BEGIN Records to process
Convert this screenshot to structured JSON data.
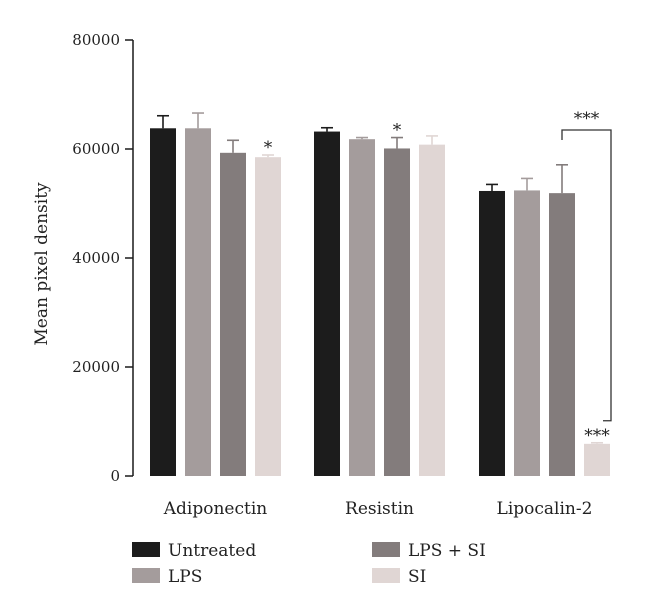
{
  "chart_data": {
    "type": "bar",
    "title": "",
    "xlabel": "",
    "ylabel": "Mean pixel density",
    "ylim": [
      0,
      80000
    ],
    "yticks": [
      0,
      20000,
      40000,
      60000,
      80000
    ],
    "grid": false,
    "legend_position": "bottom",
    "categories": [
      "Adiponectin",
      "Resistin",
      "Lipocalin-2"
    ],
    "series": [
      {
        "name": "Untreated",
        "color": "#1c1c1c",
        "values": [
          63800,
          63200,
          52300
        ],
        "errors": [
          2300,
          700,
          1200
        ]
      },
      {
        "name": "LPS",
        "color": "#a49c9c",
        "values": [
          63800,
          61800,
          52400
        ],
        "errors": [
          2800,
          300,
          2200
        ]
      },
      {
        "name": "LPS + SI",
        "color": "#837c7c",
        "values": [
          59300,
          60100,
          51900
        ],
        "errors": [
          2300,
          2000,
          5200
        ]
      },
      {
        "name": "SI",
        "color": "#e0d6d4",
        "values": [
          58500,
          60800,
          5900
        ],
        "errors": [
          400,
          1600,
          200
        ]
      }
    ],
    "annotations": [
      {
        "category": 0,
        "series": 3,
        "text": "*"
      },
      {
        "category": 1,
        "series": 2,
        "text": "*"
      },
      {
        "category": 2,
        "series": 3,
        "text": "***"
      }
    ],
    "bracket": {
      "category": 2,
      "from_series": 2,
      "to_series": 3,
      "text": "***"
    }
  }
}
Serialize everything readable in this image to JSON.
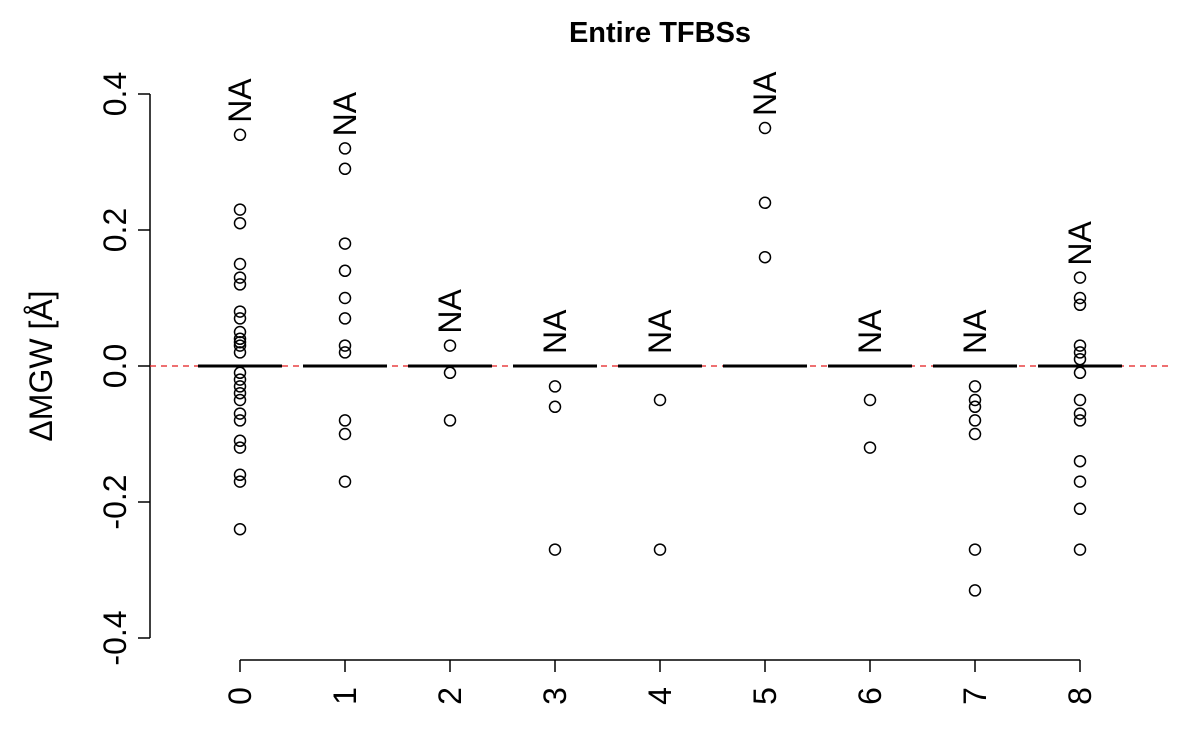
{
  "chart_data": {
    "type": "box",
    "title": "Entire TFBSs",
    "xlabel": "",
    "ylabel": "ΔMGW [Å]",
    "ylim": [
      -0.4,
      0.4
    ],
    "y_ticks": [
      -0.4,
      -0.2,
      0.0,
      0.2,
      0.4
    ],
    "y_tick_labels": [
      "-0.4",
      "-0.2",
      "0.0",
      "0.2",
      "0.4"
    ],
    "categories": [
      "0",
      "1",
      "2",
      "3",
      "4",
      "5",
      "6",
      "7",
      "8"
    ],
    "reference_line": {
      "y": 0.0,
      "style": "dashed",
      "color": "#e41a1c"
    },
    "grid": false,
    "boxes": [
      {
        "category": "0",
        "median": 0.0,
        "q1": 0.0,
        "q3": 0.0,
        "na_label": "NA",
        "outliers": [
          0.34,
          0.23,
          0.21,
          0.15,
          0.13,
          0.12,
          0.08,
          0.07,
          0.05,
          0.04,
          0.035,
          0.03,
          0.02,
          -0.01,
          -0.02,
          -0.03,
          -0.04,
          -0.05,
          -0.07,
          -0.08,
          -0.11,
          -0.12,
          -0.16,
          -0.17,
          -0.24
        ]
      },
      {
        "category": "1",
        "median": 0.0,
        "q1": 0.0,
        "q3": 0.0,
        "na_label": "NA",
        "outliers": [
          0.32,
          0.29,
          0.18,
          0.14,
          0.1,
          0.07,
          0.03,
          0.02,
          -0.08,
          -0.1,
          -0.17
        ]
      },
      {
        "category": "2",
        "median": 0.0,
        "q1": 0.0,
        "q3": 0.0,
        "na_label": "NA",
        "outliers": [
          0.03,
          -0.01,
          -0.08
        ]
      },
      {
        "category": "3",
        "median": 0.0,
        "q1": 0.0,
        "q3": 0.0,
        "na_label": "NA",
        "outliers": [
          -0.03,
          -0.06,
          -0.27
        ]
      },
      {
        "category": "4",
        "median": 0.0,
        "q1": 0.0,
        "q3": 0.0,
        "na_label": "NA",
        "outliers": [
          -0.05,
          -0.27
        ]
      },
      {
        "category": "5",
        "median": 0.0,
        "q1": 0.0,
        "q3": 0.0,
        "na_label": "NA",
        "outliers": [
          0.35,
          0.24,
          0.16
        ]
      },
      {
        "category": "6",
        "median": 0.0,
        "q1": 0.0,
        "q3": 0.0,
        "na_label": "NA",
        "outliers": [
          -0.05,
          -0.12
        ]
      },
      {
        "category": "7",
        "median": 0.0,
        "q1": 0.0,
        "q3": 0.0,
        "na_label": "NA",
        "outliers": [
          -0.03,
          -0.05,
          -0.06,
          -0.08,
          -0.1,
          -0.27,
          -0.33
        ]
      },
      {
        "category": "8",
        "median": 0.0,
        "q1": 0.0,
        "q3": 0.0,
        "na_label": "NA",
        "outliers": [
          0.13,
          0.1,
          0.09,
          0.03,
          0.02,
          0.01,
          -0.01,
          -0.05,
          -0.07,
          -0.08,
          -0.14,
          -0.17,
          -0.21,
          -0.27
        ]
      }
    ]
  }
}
END Records to process
▸ Exercise
Leave images out of the retyped records; keep all else exact.

▸ Solved exercise
Convert this screenshot to structured JSON data.
{
  "chart_data": {
    "type": "bar",
    "title": "",
    "xlabel": "",
    "ylabel": "Mean pixel density",
    "ylim": [
      0,
      80000
    ],
    "yticks": [
      0,
      20000,
      40000,
      60000,
      80000
    ],
    "grid": false,
    "legend_position": "bottom",
    "categories": [
      "Adiponectin",
      "Resistin",
      "Lipocalin-2"
    ],
    "series": [
      {
        "name": "Untreated",
        "color": "#1c1c1c",
        "values": [
          63800,
          63200,
          52300
        ],
        "errors": [
          2300,
          700,
          1200
        ]
      },
      {
        "name": "LPS",
        "color": "#a49c9c",
        "values": [
          63800,
          61800,
          52400
        ],
        "errors": [
          2800,
          300,
          2200
        ]
      },
      {
        "name": "LPS + SI",
        "color": "#837c7c",
        "values": [
          59300,
          60100,
          51900
        ],
        "errors": [
          2300,
          2000,
          5200
        ]
      },
      {
        "name": "SI",
        "color": "#e0d6d4",
        "values": [
          58500,
          60800,
          5900
        ],
        "errors": [
          400,
          1600,
          200
        ]
      }
    ],
    "annotations": [
      {
        "category": 0,
        "series": 3,
        "text": "*"
      },
      {
        "category": 1,
        "series": 2,
        "text": "*"
      },
      {
        "category": 2,
        "series": 3,
        "text": "***"
      }
    ],
    "bracket": {
      "category": 2,
      "from_series": 2,
      "to_series": 3,
      "text": "***"
    }
  }
}
Serialize everything readable in this image to JSON.
{
  "chart_data": {
    "type": "box",
    "title": "Entire TFBSs",
    "xlabel": "",
    "ylabel": "ΔMGW [Å]",
    "ylim": [
      -0.4,
      0.4
    ],
    "y_ticks": [
      -0.4,
      -0.2,
      0.0,
      0.2,
      0.4
    ],
    "y_tick_labels": [
      "-0.4",
      "-0.2",
      "0.0",
      "0.2",
      "0.4"
    ],
    "categories": [
      "0",
      "1",
      "2",
      "3",
      "4",
      "5",
      "6",
      "7",
      "8"
    ],
    "reference_line": {
      "y": 0.0,
      "style": "dashed",
      "color": "#e41a1c"
    },
    "grid": false,
    "boxes": [
      {
        "category": "0",
        "median": 0.0,
        "q1": 0.0,
        "q3": 0.0,
        "na_label": "NA",
        "outliers": [
          0.34,
          0.23,
          0.21,
          0.15,
          0.13,
          0.12,
          0.08,
          0.07,
          0.05,
          0.04,
          0.035,
          0.03,
          0.02,
          -0.01,
          -0.02,
          -0.03,
          -0.04,
          -0.05,
          -0.07,
          -0.08,
          -0.11,
          -0.12,
          -0.16,
          -0.17,
          -0.24
        ]
      },
      {
        "category": "1",
        "median": 0.0,
        "q1": 0.0,
        "q3": 0.0,
        "na_label": "NA",
        "outliers": [
          0.32,
          0.29,
          0.18,
          0.14,
          0.1,
          0.07,
          0.03,
          0.02,
          -0.08,
          -0.1,
          -0.17
        ]
      },
      {
        "category": "2",
        "median": 0.0,
        "q1": 0.0,
        "q3": 0.0,
        "na_label": "NA",
        "outliers": [
          0.03,
          -0.01,
          -0.08
        ]
      },
      {
        "category": "3",
        "median": 0.0,
        "q1": 0.0,
        "q3": 0.0,
        "na_label": "NA",
        "outliers": [
          -0.03,
          -0.06,
          -0.27
        ]
      },
      {
        "category": "4",
        "median": 0.0,
        "q1": 0.0,
        "q3": 0.0,
        "na_label": "NA",
        "outliers": [
          -0.05,
          -0.27
        ]
      },
      {
        "category": "5",
        "median": 0.0,
        "q1": 0.0,
        "q3": 0.0,
        "na_label": "NA",
        "outliers": [
          0.35,
          0.24,
          0.16
        ]
      },
      {
        "category": "6",
        "median": 0.0,
        "q1": 0.0,
        "q3": 0.0,
        "na_label": "NA",
        "outliers": [
          -0.05,
          -0.12
        ]
      },
      {
        "category": "7",
        "median": 0.0,
        "q1": 0.0,
        "q3": 0.0,
        "na_label": "NA",
        "outliers": [
          -0.03,
          -0.05,
          -0.06,
          -0.08,
          -0.1,
          -0.27,
          -0.33
        ]
      },
      {
        "category": "8",
        "median": 0.0,
        "q1": 0.0,
        "q3": 0.0,
        "na_label": "NA",
        "outliers": [
          0.13,
          0.1,
          0.09,
          0.03,
          0.02,
          0.01,
          -0.01,
          -0.05,
          -0.07,
          -0.08,
          -0.14,
          -0.17,
          -0.21,
          -0.27
        ]
      }
    ]
  }
}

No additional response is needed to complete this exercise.